* EXERCISE REQUIREMENTS: The required output is a single number: how many lines of the material contain the string "Team".

* DATASET ROWS:
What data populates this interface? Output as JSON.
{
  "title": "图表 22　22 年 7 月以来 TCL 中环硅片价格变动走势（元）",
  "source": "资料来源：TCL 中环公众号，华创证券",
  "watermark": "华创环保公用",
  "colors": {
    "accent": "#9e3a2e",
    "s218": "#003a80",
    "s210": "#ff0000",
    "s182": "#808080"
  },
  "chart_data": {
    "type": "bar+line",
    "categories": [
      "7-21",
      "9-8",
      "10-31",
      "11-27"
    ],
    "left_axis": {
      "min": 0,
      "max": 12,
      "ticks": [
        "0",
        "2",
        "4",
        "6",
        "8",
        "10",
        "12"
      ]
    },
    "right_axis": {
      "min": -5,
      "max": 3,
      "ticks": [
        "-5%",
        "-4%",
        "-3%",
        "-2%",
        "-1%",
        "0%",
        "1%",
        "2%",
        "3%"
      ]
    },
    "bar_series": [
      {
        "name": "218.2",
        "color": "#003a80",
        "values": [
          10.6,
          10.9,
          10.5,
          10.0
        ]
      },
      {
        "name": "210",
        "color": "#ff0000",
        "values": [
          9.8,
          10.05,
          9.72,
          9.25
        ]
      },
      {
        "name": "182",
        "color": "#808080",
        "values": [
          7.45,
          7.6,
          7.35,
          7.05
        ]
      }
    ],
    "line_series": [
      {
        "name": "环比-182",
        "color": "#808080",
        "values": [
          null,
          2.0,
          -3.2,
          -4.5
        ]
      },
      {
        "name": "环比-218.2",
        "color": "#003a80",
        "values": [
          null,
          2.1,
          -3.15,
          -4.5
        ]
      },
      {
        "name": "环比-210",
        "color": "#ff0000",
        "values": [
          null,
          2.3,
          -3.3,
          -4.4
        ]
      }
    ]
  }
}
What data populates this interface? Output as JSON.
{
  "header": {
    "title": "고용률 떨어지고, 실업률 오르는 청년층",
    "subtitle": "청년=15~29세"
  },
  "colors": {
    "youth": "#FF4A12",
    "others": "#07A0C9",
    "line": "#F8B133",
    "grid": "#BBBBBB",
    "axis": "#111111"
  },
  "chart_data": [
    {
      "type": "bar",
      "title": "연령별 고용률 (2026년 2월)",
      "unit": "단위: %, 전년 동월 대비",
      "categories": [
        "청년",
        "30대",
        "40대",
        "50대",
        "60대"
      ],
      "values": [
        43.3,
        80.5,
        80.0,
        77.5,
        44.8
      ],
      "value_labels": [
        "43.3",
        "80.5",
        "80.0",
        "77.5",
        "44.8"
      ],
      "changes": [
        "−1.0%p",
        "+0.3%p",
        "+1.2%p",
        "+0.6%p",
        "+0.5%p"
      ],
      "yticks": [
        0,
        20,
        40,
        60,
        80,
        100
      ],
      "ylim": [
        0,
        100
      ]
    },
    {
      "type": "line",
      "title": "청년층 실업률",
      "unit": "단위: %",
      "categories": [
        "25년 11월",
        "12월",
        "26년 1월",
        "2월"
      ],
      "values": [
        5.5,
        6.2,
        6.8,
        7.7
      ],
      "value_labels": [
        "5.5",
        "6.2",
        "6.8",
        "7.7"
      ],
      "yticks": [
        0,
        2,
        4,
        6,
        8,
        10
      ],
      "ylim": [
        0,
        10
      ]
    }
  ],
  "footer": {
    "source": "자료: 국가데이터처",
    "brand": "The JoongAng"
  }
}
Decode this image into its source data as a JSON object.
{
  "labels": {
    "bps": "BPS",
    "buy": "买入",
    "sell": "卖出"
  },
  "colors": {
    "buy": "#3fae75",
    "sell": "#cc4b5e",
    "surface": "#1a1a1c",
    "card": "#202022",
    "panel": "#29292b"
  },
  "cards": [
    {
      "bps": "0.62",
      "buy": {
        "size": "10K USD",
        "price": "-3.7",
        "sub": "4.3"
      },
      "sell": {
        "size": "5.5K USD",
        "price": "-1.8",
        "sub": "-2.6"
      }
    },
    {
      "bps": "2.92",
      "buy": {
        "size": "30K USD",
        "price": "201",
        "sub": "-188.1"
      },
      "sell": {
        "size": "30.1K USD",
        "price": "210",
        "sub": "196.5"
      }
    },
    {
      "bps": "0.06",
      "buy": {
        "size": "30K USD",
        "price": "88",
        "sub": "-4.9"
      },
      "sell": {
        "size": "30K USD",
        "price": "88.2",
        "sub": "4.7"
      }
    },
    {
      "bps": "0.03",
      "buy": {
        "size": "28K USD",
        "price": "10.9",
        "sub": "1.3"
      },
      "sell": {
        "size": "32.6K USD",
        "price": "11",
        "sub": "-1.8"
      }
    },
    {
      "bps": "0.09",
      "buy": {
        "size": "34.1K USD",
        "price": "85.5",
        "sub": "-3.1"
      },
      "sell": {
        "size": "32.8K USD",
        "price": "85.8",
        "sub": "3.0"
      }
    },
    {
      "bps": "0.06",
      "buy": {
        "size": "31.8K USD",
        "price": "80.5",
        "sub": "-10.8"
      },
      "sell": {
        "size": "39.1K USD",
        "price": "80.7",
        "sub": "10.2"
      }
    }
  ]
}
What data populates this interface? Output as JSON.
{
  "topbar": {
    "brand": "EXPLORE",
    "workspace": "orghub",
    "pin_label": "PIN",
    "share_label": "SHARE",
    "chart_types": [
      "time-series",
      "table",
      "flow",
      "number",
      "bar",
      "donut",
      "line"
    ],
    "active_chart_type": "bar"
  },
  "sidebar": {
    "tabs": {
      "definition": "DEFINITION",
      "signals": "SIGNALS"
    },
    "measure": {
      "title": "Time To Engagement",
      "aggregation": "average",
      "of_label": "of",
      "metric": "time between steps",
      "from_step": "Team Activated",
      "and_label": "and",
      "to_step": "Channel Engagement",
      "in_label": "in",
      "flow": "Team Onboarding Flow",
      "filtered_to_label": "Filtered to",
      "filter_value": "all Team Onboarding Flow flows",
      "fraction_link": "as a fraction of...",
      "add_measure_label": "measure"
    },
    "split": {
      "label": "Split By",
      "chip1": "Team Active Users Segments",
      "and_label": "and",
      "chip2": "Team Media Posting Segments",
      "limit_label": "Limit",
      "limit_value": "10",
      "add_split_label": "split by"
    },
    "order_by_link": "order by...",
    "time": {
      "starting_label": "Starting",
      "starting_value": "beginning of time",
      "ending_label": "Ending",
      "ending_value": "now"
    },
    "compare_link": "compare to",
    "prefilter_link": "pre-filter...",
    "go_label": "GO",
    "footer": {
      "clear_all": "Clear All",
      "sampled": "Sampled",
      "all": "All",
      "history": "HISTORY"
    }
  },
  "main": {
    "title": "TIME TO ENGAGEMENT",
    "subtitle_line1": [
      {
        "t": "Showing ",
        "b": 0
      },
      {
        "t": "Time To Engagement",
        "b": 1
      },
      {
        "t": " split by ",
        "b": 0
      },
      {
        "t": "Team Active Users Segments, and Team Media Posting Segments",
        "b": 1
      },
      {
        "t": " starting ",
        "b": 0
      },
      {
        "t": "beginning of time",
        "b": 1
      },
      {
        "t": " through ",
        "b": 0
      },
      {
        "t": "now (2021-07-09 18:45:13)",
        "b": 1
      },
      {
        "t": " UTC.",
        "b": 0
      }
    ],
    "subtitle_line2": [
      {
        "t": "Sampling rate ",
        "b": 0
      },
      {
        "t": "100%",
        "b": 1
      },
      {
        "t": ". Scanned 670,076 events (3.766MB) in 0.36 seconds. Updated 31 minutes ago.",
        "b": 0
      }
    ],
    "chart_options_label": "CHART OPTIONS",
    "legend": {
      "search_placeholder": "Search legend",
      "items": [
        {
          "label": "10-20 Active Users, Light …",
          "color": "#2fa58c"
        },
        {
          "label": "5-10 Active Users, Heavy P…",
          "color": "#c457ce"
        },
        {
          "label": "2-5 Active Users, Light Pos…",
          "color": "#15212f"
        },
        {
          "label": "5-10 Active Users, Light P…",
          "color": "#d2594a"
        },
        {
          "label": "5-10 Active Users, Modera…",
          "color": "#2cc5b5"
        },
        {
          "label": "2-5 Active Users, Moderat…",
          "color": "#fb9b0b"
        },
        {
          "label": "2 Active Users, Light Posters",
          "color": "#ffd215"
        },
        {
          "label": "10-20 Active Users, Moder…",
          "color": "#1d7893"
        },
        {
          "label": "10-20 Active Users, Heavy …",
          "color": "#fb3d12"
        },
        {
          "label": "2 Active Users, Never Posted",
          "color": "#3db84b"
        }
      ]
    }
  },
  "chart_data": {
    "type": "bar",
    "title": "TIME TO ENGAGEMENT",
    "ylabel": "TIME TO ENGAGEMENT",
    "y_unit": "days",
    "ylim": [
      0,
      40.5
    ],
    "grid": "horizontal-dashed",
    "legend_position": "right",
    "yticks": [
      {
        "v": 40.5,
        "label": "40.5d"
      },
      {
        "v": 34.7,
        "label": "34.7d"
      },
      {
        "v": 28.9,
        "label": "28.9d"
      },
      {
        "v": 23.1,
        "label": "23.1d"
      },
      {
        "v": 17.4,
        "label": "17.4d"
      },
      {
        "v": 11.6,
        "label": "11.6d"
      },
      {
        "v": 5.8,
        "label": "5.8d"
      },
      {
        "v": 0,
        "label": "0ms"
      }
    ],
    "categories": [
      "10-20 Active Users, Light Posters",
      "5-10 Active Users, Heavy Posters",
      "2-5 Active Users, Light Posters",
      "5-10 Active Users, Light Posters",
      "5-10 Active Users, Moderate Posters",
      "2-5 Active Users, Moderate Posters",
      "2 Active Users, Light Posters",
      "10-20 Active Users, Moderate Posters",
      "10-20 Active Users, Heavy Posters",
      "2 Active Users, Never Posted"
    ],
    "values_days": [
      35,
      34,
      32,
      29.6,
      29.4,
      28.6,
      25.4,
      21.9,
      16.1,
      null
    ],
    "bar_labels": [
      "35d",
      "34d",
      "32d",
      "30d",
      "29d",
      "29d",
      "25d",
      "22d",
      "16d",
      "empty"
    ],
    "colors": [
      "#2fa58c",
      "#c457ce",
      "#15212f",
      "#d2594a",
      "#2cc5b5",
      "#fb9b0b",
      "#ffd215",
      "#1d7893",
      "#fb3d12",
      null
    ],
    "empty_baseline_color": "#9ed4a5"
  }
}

* RESPONSE: 6